What is needed:
Lines containing the word "本报记者" are the ones to copy from the records below.

Provided information:

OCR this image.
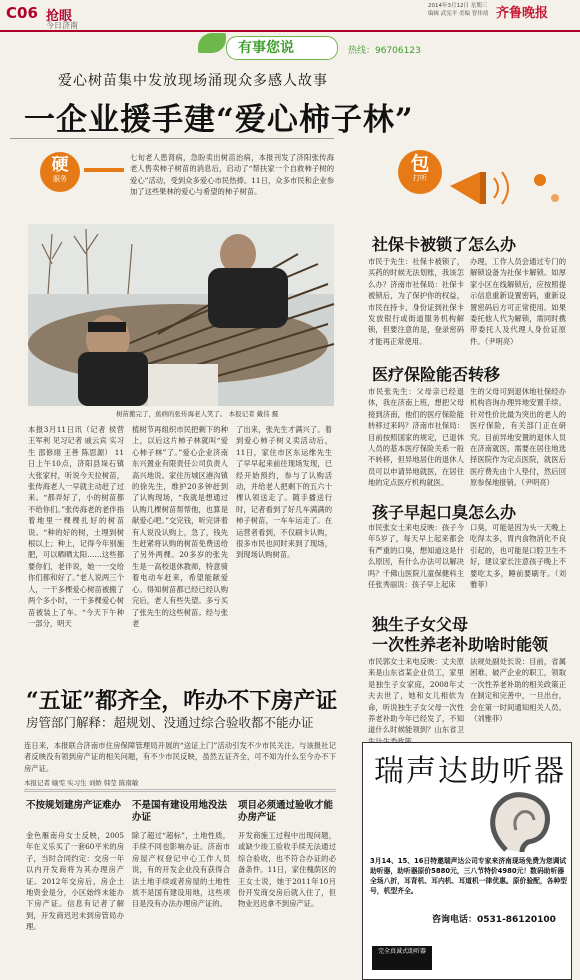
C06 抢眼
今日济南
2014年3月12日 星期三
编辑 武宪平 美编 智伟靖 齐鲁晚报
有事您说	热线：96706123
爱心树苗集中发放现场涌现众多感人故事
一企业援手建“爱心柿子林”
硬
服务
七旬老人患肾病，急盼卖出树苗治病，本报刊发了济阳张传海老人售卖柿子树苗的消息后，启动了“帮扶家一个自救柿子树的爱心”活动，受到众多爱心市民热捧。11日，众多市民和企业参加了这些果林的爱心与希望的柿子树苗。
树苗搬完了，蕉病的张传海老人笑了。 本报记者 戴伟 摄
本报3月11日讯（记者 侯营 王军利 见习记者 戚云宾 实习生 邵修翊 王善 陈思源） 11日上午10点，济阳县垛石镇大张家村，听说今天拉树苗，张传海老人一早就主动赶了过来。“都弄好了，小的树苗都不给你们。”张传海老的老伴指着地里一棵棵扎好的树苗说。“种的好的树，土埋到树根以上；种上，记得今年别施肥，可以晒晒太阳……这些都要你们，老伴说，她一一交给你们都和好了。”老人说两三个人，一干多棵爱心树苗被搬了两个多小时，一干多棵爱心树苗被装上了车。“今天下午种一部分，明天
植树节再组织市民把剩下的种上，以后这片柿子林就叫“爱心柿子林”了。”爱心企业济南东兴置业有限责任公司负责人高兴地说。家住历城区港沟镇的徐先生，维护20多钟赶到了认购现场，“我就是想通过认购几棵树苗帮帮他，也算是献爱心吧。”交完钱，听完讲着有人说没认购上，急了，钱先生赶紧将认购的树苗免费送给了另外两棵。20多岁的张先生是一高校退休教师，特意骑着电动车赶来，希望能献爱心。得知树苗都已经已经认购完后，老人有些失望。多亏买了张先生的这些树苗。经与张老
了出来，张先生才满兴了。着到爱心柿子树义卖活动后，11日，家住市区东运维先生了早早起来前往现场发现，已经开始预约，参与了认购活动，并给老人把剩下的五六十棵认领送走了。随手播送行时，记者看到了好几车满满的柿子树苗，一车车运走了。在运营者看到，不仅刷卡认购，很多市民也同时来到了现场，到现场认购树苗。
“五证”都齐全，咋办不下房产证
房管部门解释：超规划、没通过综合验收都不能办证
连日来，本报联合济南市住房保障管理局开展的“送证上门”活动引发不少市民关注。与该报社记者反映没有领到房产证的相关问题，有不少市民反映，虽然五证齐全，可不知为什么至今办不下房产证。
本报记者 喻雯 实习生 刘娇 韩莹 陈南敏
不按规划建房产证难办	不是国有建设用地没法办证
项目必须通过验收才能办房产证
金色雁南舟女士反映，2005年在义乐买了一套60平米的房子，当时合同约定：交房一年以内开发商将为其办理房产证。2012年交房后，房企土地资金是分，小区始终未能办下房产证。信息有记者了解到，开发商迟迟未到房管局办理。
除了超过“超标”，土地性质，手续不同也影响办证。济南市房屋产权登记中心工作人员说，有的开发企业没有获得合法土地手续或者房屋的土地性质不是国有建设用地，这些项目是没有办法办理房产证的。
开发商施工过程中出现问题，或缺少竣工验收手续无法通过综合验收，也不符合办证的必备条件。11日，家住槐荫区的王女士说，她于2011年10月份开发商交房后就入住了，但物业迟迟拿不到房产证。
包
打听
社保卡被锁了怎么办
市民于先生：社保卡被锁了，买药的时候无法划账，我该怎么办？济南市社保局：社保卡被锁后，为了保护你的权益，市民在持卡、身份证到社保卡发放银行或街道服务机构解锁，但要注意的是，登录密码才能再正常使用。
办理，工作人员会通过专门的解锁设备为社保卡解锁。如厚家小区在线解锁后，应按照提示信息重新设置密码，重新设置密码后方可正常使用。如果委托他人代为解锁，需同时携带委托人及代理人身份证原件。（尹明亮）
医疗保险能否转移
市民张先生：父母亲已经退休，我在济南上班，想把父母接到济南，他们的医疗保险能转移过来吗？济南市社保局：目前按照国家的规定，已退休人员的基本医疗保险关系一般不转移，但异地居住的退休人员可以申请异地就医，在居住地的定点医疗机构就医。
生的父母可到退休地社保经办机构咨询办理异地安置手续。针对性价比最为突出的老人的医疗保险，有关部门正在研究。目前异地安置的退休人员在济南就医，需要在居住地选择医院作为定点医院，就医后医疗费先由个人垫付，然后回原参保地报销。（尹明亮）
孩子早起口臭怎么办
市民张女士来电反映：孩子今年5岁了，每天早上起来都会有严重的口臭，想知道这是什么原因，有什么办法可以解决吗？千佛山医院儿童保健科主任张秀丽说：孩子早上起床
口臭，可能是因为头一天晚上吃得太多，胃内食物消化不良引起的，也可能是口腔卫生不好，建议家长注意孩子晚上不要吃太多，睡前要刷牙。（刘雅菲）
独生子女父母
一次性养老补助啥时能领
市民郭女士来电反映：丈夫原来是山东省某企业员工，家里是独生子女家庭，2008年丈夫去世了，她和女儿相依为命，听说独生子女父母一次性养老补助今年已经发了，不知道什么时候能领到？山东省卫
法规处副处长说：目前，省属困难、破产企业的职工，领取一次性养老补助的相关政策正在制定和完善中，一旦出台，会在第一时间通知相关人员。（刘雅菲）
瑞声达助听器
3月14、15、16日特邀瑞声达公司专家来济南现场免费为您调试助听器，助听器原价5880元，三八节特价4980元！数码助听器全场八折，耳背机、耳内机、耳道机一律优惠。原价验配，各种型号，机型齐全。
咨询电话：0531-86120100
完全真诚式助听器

Written answer:
树苗搬完了，蕉病的张传海老人笑了。 本报记者 戴伟 摄
本报记者 喻雯 实习生 刘娇 韩莹 陈南敏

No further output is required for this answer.